■ Material provided:
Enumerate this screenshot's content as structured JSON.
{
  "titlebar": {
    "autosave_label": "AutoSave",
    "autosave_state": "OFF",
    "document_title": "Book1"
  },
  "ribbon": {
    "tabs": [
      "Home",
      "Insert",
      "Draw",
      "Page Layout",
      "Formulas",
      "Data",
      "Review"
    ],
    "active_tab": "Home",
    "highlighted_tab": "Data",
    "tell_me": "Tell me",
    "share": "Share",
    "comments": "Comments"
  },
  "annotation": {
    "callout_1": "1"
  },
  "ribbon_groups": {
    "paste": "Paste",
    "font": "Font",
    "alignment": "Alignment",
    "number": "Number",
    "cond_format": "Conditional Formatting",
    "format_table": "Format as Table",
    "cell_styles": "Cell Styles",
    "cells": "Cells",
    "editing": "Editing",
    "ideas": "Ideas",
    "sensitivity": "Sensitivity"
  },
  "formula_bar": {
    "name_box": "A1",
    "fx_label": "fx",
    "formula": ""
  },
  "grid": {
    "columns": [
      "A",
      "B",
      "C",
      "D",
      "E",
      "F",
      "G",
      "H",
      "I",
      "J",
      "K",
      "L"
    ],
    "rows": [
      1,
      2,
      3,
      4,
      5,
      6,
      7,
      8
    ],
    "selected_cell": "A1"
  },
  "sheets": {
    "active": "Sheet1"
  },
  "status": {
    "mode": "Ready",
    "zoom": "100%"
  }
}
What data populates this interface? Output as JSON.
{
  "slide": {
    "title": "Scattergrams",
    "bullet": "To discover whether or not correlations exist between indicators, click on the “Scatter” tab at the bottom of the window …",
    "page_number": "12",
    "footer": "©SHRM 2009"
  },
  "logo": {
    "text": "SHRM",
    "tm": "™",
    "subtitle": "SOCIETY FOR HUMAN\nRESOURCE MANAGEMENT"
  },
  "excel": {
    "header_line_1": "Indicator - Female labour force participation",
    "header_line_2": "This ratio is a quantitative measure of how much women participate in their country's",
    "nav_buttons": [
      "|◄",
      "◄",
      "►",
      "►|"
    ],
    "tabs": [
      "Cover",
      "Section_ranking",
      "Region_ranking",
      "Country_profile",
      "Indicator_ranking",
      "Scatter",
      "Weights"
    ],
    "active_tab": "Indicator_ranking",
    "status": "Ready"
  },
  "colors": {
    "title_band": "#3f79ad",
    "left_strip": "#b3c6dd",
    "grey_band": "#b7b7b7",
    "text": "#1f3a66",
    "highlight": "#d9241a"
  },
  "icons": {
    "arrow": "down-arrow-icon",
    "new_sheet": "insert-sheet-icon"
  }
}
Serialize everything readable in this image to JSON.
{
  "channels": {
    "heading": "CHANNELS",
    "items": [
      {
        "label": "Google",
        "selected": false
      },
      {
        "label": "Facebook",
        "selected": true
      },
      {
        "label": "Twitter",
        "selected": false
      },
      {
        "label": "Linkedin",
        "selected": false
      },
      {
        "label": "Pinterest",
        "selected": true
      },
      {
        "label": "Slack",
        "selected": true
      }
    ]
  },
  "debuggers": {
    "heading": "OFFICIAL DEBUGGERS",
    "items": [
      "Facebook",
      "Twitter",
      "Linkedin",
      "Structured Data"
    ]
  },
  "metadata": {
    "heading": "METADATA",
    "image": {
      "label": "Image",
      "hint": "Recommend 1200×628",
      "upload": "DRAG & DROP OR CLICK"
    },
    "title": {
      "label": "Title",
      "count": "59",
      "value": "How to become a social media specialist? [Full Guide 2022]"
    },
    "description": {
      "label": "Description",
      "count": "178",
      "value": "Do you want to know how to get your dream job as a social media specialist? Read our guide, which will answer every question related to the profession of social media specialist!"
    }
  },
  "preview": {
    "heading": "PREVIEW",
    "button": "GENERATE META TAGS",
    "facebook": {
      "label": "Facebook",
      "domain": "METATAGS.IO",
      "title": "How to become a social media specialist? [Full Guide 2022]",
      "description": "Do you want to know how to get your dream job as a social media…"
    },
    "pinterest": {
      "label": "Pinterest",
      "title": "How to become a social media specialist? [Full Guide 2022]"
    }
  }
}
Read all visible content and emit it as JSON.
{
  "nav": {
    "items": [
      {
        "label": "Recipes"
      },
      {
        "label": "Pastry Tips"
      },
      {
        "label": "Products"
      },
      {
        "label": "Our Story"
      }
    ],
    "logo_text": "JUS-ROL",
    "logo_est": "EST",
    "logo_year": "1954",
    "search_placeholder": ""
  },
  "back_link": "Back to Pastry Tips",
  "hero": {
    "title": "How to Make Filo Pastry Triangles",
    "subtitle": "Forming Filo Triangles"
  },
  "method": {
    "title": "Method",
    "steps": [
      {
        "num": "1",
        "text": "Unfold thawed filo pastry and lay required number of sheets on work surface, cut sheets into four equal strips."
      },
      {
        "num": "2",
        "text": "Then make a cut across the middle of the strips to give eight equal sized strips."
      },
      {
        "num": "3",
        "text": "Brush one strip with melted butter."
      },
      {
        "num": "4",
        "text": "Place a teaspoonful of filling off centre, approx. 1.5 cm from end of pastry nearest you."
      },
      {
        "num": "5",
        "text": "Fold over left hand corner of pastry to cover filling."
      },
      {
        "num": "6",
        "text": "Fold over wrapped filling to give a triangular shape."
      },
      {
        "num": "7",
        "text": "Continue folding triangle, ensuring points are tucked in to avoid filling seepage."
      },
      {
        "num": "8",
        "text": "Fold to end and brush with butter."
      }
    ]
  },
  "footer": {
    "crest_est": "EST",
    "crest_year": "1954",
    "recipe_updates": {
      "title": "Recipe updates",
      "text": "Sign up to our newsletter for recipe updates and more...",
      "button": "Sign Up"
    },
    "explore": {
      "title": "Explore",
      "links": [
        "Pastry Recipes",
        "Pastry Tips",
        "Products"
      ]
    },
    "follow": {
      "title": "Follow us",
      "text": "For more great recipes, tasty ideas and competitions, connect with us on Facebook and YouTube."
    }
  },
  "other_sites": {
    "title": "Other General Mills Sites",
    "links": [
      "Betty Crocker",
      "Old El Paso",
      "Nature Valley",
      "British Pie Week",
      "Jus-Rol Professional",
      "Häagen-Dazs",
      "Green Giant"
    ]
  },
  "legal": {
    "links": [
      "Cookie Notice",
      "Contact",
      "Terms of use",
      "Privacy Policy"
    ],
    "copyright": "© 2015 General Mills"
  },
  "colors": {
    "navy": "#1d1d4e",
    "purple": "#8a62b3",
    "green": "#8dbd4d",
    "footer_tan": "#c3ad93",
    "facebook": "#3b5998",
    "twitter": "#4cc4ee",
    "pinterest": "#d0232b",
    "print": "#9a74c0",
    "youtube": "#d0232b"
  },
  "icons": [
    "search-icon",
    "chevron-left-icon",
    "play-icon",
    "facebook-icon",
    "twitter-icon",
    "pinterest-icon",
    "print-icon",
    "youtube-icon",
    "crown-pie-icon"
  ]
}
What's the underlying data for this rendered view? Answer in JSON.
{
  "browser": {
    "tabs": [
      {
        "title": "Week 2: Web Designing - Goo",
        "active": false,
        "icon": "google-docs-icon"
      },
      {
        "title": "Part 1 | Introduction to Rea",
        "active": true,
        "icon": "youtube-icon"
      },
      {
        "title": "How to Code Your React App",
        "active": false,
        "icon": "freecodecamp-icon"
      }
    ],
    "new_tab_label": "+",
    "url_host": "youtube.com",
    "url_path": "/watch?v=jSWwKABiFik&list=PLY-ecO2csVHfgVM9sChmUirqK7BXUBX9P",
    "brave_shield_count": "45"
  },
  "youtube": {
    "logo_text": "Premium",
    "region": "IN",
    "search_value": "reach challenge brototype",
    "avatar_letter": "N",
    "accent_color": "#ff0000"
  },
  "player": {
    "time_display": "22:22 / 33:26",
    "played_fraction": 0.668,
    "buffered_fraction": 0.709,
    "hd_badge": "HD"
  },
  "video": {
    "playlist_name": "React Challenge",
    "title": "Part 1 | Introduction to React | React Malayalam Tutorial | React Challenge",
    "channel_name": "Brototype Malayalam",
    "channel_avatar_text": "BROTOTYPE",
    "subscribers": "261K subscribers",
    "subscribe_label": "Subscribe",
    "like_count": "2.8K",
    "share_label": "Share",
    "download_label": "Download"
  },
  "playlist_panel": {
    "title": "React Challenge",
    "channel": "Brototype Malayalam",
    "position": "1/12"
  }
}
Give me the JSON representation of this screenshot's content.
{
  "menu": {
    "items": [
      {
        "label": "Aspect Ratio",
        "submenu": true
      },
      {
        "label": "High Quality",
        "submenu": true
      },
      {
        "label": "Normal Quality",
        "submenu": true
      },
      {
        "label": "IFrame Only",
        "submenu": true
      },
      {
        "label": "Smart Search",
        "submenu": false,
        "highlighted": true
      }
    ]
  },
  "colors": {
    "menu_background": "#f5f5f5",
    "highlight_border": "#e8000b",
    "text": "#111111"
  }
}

■ Given request:
Nothing but the lines from the line with "Give me the" to the last line of the listing above should appear; please retype them exactly, both ends included.

■ Answer to the exercise:
Give me the JSON representation of this screenshot's content.
{
  "menu": {
    "items": [
      {
        "label": "Aspect Ratio",
        "submenu": true
      },
      {
        "label": "High Quality",
        "submenu": true
      },
      {
        "label": "Normal Quality",
        "submenu": true
      },
      {
        "label": "IFrame Only",
        "submenu": true
      },
      {
        "label": "Smart Search",
        "submenu": false,
        "highlighted": true
      }
    ]
  },
  "colors": {
    "menu_background": "#f5f5f5",
    "highlight_border": "#e8000b",
    "text": "#111111"
  }
}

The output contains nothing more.